→ **WHAT IS BEING ASKED**
Your task is to copy each line of the material below that includes "eafit".
'''
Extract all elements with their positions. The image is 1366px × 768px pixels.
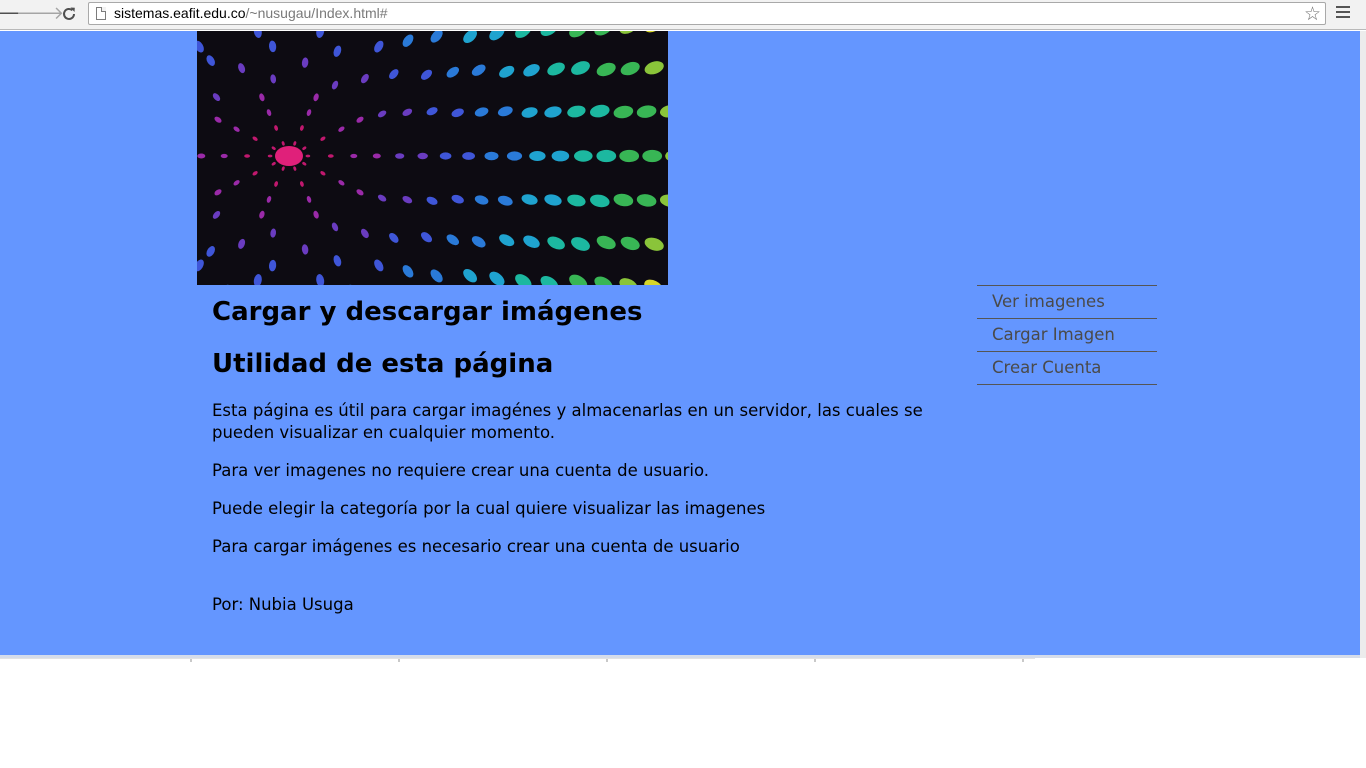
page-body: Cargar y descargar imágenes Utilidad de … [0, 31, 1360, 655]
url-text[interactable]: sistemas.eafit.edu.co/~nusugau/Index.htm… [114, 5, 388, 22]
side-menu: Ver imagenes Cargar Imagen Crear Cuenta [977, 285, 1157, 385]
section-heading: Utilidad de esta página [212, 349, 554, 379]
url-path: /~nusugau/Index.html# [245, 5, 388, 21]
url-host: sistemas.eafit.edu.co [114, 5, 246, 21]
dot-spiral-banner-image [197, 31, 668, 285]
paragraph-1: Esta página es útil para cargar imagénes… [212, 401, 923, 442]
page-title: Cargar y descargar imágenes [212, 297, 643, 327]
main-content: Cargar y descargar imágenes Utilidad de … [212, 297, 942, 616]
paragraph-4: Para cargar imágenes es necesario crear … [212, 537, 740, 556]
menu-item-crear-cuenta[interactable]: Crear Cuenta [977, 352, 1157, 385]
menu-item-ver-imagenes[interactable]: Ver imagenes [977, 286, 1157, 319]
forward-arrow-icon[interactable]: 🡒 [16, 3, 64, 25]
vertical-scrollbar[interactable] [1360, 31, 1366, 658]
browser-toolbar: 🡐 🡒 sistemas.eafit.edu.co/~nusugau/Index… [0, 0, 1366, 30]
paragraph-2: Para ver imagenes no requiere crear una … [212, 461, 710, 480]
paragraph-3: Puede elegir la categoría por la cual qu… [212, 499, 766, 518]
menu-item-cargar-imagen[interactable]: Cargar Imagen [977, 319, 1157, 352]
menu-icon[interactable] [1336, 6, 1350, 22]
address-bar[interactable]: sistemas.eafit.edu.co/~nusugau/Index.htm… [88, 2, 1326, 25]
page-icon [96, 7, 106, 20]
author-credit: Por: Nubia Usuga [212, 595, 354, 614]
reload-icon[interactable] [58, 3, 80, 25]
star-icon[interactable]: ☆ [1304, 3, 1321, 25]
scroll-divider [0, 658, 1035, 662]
'''
→ **THE ANSWER**
url-text[interactable]: sistemas.eafit.edu.co/~nusugau/Index.htm… [114, 5, 388, 22]
url-host: sistemas.eafit.edu.co [114, 5, 246, 21]
browser-toolbar: 🡐 🡒 sistemas.eafit.edu.co/~nusugau/Index… [0, 0, 1366, 30]
address-bar[interactable]: sistemas.eafit.edu.co/~nusugau/Index.htm… [88, 2, 1326, 25]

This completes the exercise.